(What you need to do): Select each line where the word "Survival" appears.

□ □ □ □ □

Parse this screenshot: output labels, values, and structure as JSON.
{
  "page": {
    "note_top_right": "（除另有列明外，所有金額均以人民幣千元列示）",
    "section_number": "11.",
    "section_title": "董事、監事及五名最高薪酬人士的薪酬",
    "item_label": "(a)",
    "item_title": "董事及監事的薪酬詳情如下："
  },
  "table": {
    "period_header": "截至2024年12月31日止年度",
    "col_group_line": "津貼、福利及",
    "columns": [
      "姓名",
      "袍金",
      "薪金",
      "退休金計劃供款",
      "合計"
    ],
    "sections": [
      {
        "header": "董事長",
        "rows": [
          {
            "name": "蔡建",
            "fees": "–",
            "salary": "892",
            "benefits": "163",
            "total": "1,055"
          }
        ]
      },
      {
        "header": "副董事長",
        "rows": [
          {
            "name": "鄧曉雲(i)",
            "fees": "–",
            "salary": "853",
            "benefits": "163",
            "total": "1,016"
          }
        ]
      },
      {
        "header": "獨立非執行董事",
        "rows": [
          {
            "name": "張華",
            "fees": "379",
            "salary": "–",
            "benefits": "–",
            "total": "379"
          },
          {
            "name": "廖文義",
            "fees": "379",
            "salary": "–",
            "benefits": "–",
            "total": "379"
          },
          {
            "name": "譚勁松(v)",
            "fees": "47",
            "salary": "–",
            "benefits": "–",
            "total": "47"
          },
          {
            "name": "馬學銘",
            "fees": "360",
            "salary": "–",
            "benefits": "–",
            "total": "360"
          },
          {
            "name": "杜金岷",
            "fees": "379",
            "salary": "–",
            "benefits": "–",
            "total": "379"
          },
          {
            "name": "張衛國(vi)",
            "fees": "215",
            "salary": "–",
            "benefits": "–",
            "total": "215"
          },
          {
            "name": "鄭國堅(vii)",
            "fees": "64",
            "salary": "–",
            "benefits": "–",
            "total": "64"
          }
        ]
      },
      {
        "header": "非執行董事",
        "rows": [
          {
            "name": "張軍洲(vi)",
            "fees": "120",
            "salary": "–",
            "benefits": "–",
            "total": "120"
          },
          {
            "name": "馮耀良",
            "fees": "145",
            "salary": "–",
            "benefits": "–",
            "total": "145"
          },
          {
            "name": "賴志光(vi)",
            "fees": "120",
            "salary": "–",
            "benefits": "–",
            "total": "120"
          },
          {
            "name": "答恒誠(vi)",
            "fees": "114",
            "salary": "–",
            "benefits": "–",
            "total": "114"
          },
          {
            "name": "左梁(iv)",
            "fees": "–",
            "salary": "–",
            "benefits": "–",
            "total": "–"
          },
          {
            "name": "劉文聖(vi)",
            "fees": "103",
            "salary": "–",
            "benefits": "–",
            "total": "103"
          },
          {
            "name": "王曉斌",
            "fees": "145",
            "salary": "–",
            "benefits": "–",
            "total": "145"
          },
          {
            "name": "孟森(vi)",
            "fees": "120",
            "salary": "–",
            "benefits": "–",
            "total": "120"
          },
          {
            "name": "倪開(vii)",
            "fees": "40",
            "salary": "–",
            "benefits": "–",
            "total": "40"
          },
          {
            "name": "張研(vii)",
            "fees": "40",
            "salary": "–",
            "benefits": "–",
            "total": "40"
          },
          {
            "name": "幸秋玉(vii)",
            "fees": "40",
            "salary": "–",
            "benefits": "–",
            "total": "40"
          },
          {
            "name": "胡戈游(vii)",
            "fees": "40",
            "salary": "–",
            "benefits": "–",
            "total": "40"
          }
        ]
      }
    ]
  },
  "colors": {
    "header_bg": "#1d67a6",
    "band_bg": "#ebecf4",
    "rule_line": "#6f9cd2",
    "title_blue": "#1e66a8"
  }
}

□ □ □ □ □

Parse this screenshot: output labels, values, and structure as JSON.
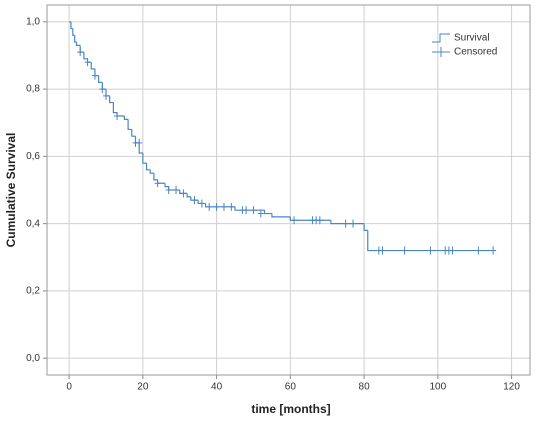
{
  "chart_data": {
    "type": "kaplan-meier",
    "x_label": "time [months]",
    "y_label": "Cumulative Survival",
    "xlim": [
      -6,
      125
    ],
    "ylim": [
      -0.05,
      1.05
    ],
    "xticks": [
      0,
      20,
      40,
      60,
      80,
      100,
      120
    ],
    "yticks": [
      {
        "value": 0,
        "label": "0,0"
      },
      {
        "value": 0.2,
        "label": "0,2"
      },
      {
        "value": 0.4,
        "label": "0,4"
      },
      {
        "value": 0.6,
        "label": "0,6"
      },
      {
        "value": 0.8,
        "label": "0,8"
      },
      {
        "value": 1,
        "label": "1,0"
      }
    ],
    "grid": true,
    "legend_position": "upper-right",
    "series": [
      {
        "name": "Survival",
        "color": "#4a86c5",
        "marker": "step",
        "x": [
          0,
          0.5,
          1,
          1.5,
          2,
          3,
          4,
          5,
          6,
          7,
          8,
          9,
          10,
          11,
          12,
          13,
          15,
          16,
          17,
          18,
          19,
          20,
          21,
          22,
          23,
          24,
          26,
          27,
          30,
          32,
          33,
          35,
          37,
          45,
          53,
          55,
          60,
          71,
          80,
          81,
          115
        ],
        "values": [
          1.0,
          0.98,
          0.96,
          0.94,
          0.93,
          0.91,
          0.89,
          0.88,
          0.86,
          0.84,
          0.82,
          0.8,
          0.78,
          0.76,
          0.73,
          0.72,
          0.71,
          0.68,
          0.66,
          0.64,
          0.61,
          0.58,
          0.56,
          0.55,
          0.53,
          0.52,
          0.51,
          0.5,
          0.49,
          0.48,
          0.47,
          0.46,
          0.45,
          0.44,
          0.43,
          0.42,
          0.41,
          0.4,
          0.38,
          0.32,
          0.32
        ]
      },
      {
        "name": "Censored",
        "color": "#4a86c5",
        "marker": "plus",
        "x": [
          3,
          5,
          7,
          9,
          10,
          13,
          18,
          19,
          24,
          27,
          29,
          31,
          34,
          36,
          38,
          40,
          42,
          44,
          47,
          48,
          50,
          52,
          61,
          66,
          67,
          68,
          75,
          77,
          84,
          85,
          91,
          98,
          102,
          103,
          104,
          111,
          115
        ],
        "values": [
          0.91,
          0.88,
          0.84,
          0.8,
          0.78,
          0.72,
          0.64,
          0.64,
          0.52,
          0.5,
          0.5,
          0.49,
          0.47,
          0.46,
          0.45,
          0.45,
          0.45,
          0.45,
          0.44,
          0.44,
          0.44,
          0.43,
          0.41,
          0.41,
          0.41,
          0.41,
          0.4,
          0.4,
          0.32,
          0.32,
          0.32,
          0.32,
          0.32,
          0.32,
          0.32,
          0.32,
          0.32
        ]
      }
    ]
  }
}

□ □ □ □ □

(Solution to this task):
    "y_label": "Cumulative Survival",
        "name": "Survival",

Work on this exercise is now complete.